Stored data entries
◆ ◆ ◆

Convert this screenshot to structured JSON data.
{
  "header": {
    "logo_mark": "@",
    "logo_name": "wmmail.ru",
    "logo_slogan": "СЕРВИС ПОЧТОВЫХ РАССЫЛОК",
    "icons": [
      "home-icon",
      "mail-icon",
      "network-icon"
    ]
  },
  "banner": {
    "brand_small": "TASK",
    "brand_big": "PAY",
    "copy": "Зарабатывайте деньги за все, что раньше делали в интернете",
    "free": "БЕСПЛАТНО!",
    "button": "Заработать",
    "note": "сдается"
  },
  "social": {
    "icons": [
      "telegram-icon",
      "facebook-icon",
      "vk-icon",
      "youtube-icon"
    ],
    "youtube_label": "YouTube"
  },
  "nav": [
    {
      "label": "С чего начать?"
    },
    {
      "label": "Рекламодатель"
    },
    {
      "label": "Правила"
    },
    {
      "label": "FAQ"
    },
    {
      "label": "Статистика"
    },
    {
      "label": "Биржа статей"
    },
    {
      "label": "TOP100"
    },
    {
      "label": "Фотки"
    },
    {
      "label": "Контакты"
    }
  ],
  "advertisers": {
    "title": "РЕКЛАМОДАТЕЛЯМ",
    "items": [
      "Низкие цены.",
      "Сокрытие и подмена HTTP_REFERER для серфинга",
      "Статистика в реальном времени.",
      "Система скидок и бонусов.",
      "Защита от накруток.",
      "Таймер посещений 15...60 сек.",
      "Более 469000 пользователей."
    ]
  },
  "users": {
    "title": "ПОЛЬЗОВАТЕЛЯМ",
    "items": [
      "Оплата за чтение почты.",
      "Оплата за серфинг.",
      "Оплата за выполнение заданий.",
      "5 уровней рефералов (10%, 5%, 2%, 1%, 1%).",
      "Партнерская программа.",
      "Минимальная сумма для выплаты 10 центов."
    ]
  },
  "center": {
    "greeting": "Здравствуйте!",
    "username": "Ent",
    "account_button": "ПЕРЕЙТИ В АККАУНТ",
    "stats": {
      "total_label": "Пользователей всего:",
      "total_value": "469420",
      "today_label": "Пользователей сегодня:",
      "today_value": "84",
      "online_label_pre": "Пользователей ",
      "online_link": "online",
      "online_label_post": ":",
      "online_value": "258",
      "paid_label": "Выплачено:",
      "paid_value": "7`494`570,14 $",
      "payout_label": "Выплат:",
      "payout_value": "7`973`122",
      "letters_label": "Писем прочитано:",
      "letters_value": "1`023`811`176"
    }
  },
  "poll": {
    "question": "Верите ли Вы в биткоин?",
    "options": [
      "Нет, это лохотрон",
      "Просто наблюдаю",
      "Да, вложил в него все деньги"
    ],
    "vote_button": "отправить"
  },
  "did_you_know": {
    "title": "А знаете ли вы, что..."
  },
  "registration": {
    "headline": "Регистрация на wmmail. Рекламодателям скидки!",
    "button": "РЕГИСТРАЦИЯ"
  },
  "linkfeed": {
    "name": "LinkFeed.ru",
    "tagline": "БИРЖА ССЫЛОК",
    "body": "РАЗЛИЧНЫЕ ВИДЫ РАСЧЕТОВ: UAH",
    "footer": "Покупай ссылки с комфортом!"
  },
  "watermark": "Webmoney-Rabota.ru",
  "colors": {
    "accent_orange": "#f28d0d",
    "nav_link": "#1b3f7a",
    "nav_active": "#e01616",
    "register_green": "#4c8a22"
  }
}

◆ ◆ ◆

Answer with one number: how many lines of the entries above include the word "wmmail".

2